- _Short exercise_
Read the lines that follow and pick out every one containing the word "colormap".

- _Data in this exercise_

☆ ☆ ☆

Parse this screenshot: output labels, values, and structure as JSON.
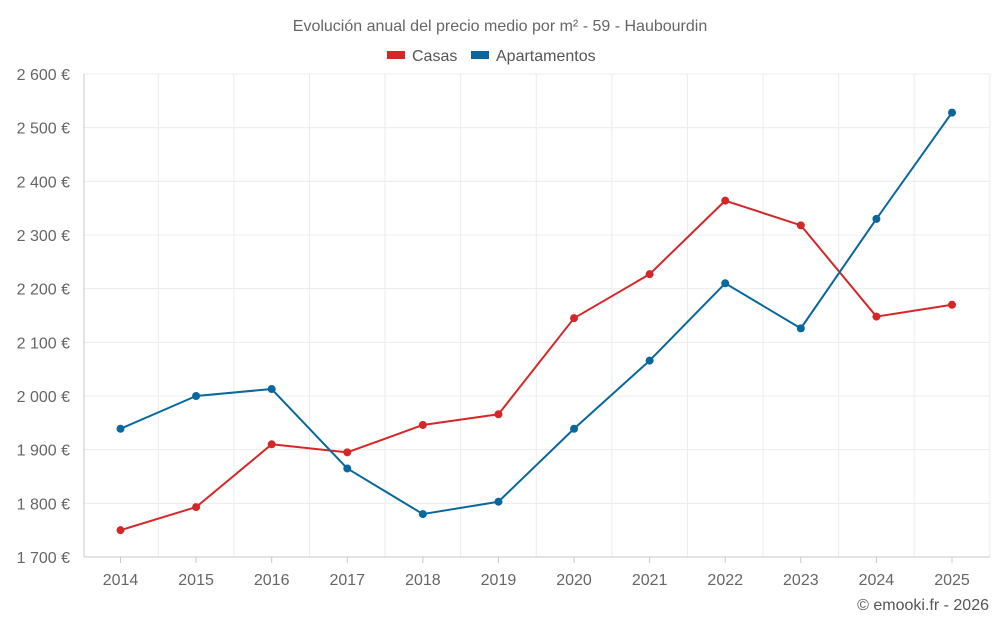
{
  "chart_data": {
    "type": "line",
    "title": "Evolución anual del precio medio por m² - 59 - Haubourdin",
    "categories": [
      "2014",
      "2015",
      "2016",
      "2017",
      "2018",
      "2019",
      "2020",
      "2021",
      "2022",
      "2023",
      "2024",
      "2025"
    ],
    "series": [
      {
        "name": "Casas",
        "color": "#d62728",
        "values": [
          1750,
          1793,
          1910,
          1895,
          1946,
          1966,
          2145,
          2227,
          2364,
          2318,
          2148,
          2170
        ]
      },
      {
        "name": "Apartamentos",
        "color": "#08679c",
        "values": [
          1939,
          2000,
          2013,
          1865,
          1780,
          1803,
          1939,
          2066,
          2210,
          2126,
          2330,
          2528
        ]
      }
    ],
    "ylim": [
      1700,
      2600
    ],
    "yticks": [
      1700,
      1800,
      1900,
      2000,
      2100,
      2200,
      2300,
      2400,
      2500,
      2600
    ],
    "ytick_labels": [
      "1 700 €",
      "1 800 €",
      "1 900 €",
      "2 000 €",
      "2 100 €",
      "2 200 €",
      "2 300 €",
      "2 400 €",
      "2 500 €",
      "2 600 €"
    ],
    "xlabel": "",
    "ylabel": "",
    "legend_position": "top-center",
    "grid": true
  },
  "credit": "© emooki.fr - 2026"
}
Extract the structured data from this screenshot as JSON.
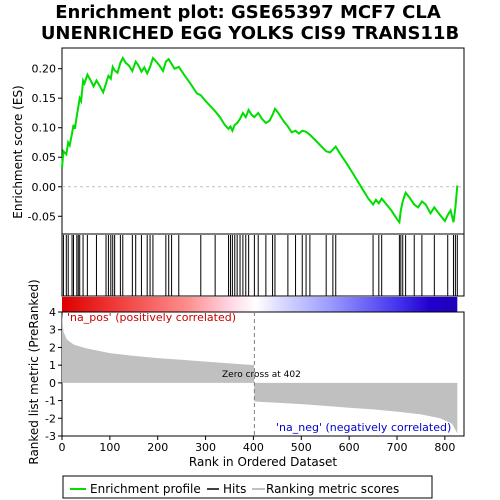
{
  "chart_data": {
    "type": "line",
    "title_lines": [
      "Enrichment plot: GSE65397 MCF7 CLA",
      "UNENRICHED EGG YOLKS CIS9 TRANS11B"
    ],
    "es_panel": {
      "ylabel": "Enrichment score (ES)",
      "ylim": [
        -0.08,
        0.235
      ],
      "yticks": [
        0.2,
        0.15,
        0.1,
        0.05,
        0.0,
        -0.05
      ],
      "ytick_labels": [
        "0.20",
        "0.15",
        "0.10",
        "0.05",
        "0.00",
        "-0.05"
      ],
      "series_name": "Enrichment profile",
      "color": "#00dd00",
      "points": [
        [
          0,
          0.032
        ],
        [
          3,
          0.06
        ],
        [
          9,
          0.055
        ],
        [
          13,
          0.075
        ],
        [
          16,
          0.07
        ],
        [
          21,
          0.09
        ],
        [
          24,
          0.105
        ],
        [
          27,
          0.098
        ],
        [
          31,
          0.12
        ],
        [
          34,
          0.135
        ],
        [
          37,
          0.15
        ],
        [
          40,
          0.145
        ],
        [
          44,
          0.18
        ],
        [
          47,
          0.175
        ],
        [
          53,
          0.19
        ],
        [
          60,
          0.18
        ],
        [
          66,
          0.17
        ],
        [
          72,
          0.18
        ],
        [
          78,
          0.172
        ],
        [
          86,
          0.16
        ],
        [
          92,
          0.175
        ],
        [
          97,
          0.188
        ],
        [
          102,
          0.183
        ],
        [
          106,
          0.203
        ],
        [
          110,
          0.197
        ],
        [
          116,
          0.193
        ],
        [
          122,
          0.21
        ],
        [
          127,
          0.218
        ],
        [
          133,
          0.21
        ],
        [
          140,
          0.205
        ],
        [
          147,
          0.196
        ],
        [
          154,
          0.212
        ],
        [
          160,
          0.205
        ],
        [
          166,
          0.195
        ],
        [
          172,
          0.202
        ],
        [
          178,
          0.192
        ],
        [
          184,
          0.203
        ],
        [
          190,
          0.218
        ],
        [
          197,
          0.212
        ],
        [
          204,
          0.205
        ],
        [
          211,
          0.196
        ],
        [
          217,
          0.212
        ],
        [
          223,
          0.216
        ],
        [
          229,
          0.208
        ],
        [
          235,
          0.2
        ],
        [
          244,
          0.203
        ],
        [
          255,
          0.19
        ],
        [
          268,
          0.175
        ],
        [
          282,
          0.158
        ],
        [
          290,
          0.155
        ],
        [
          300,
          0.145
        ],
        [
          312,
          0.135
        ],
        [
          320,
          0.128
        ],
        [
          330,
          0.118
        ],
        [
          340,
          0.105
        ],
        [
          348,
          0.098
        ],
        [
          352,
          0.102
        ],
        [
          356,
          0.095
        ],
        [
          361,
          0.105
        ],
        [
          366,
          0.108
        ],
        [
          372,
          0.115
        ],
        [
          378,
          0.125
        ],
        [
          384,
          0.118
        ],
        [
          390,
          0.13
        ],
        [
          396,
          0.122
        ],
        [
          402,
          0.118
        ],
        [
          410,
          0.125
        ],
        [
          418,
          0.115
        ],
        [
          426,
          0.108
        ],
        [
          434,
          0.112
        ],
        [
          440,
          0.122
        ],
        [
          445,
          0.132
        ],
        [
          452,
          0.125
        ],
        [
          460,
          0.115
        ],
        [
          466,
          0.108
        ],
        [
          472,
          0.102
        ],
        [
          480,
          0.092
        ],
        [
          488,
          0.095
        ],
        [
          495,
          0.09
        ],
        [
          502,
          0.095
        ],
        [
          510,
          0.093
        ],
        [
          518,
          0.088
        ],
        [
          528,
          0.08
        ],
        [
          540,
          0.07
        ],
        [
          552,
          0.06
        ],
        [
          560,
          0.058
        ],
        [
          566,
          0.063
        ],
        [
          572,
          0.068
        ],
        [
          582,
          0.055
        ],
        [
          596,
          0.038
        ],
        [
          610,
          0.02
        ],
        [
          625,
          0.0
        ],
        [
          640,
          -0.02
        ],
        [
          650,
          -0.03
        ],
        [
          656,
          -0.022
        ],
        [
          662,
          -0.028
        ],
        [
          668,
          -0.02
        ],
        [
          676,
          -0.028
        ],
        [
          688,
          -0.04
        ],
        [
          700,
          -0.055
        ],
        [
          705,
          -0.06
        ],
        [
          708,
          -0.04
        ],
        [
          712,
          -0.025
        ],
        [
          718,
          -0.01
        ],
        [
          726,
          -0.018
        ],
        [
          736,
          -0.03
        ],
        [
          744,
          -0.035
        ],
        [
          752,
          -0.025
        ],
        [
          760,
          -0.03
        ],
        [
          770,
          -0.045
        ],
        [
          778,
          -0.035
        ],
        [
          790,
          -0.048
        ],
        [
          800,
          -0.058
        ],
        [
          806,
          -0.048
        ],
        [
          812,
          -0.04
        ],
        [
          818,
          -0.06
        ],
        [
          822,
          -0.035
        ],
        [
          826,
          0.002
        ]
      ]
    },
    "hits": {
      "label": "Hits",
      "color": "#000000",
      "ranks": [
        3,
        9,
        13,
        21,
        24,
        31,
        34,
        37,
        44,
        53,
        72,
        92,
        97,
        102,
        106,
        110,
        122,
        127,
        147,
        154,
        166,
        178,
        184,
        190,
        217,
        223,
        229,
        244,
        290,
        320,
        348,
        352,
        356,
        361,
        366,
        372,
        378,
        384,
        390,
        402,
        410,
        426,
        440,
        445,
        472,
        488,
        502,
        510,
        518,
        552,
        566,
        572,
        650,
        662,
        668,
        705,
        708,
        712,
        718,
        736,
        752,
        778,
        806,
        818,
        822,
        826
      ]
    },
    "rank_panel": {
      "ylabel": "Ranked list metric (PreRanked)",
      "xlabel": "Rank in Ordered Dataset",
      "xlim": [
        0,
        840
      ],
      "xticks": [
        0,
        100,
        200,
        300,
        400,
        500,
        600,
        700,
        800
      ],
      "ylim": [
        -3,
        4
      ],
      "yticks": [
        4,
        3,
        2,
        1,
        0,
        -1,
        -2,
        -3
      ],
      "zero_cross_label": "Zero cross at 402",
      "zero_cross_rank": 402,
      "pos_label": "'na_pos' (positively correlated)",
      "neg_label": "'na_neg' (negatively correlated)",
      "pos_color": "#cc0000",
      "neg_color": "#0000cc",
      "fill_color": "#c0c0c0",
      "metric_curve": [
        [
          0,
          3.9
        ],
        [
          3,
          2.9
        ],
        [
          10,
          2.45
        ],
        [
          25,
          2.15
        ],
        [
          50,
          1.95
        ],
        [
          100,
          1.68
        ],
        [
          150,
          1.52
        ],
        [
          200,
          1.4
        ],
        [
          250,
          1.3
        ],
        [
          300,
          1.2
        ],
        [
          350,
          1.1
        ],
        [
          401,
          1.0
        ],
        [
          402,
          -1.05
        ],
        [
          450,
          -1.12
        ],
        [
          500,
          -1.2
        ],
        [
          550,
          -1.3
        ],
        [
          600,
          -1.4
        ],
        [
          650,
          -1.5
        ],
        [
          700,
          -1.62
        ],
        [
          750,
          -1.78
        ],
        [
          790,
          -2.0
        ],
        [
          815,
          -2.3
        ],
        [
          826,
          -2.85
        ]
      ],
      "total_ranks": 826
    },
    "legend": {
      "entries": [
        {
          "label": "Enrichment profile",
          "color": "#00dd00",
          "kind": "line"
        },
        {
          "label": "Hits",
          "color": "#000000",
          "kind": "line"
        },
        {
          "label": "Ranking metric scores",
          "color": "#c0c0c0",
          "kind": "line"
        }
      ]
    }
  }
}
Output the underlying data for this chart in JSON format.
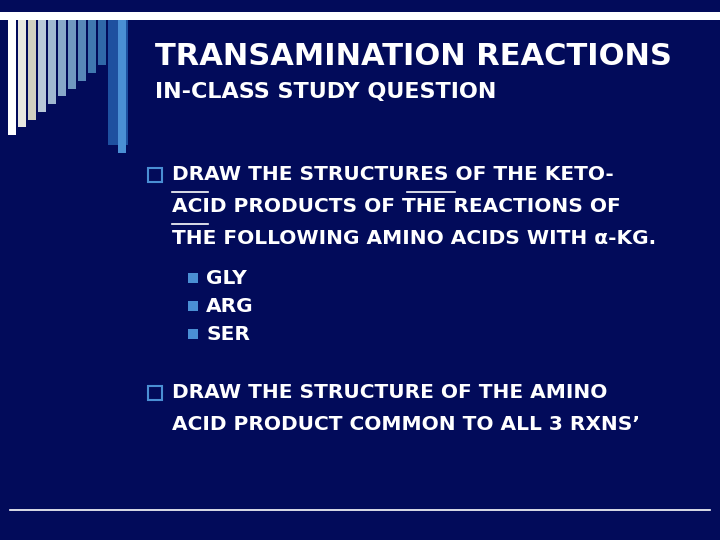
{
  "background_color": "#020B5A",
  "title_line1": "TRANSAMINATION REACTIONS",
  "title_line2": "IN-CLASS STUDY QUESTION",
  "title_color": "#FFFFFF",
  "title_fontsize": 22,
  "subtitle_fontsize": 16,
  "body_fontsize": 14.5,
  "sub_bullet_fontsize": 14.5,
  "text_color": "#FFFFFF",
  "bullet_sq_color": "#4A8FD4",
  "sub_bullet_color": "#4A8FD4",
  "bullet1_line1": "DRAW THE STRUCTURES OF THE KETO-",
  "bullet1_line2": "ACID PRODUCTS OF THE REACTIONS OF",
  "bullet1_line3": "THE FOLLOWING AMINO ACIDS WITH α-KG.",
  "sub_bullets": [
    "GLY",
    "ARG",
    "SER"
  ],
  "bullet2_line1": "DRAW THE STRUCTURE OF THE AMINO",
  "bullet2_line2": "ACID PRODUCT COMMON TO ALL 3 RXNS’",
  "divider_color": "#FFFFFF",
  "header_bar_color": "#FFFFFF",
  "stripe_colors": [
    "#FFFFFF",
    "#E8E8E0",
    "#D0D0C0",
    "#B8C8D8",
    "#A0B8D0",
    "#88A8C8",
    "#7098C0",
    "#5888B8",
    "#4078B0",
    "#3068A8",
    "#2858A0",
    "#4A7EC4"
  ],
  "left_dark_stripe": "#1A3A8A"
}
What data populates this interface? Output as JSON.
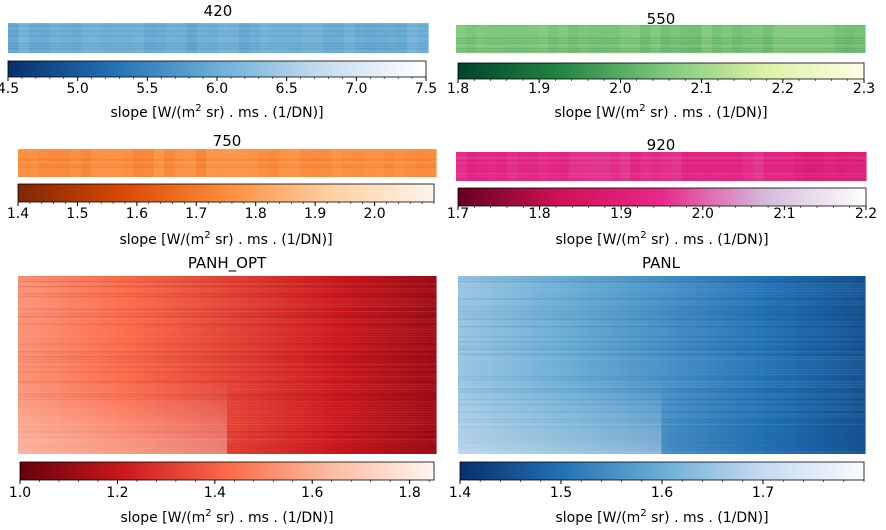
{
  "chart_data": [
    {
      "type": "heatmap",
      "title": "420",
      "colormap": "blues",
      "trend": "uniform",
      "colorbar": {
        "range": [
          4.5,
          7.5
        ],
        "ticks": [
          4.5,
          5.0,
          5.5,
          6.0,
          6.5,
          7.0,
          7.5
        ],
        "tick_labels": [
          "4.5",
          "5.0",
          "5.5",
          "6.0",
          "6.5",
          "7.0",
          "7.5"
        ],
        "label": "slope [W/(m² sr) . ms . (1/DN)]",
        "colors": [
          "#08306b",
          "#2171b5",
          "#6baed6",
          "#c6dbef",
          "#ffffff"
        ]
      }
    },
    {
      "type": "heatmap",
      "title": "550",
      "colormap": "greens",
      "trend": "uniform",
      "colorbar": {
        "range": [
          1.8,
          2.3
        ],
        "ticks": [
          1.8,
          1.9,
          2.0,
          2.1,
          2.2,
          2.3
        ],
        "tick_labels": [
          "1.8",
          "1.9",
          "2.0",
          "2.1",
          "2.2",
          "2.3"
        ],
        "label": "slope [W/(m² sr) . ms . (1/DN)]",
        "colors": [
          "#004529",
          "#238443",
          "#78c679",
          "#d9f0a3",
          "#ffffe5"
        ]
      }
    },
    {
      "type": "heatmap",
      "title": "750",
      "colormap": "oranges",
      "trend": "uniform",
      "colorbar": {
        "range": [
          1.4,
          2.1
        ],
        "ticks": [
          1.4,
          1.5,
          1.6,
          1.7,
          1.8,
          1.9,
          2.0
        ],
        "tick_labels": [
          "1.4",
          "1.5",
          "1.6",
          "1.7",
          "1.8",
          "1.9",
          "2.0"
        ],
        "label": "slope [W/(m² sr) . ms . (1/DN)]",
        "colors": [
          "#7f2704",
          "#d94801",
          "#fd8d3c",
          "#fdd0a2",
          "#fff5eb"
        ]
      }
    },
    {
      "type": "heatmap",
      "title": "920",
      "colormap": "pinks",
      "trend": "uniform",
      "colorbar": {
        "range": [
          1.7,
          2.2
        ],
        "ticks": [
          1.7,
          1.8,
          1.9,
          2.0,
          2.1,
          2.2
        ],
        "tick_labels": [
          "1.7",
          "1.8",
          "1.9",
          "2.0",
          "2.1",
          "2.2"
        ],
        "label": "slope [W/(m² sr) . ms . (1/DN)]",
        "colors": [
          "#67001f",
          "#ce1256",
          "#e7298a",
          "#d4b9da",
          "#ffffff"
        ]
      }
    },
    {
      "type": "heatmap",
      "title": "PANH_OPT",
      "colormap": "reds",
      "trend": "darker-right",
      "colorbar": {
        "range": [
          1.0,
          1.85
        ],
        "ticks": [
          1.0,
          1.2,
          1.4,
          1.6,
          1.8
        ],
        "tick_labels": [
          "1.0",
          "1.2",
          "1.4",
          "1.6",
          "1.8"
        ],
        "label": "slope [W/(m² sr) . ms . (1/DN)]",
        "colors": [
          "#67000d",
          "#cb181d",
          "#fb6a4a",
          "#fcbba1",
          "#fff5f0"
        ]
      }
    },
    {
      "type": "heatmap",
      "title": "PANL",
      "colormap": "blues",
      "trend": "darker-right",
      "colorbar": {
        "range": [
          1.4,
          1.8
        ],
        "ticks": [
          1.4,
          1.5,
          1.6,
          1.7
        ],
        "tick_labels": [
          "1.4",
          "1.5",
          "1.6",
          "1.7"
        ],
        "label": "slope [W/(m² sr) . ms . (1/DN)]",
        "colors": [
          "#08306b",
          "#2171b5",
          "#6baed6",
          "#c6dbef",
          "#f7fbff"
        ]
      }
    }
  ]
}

☆ ☆ ☆

- _Task output_
      "colormap": "blues",
      "colormap": "greens",
      "colormap": "oranges",
      "colormap": "pinks",
      "colormap": "reds",
      "colormap": "blues",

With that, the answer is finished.